DATA EXTRACT
## Start
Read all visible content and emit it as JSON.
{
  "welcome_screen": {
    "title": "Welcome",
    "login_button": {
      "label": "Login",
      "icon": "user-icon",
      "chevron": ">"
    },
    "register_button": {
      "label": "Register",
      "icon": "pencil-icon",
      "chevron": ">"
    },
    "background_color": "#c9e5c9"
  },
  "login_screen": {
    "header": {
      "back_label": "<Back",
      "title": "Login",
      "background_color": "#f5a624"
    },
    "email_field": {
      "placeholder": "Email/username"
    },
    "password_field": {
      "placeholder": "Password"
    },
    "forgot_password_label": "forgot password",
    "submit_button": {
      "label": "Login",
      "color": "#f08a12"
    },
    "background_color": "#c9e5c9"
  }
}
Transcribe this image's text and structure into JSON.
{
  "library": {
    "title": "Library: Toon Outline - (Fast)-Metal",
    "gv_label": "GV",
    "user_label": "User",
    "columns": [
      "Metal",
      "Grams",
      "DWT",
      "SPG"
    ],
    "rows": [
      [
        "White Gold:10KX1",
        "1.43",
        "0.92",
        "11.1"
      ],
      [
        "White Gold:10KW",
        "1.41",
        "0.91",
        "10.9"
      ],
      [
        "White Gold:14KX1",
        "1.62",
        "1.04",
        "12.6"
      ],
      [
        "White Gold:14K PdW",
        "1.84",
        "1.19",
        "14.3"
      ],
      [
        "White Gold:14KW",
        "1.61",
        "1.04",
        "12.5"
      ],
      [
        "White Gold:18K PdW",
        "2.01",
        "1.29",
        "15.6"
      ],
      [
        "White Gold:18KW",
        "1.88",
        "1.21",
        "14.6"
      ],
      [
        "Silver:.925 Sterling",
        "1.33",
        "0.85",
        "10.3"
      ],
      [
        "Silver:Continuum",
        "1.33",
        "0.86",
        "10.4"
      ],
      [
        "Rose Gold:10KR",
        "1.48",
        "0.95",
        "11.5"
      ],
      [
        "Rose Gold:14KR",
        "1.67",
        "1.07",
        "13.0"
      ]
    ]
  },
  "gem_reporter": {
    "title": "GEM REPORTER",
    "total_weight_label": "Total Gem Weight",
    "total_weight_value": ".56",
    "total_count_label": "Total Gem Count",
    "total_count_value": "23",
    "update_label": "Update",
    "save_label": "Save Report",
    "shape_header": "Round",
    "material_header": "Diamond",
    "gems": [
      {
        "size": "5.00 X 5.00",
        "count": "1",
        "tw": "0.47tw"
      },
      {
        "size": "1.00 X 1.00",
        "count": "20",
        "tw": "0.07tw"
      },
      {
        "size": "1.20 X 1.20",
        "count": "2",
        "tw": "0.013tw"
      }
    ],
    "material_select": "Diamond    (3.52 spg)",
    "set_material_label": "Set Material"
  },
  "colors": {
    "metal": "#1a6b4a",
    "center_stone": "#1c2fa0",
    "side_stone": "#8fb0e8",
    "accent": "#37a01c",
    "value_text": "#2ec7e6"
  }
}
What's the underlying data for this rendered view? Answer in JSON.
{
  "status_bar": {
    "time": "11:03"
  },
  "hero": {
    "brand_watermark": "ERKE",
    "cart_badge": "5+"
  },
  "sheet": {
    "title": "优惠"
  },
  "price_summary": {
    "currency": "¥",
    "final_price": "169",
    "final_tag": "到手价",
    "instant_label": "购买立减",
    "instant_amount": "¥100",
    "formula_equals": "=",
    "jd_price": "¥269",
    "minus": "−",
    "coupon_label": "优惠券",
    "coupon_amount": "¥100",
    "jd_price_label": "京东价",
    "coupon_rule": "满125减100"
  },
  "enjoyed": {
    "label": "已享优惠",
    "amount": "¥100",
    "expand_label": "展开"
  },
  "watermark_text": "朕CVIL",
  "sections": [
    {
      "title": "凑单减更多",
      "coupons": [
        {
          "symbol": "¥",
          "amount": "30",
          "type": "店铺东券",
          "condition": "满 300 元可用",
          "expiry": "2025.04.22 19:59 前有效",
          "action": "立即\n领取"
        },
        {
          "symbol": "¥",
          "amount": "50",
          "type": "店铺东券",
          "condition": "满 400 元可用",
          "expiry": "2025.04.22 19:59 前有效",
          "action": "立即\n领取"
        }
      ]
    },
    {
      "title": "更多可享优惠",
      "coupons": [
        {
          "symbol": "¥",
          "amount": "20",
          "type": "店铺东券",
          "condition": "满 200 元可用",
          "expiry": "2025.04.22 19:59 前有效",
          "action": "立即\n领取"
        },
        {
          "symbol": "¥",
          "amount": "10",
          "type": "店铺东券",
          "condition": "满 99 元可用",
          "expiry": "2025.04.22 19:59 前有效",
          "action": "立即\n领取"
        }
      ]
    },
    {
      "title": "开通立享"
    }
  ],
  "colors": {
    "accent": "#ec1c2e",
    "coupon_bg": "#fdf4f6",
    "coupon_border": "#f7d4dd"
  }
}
## End
EXERCISE
From the listing, tally every line with the word "Diamond" in it and give only the tally.

ANSWER TO THE EXERCISE
2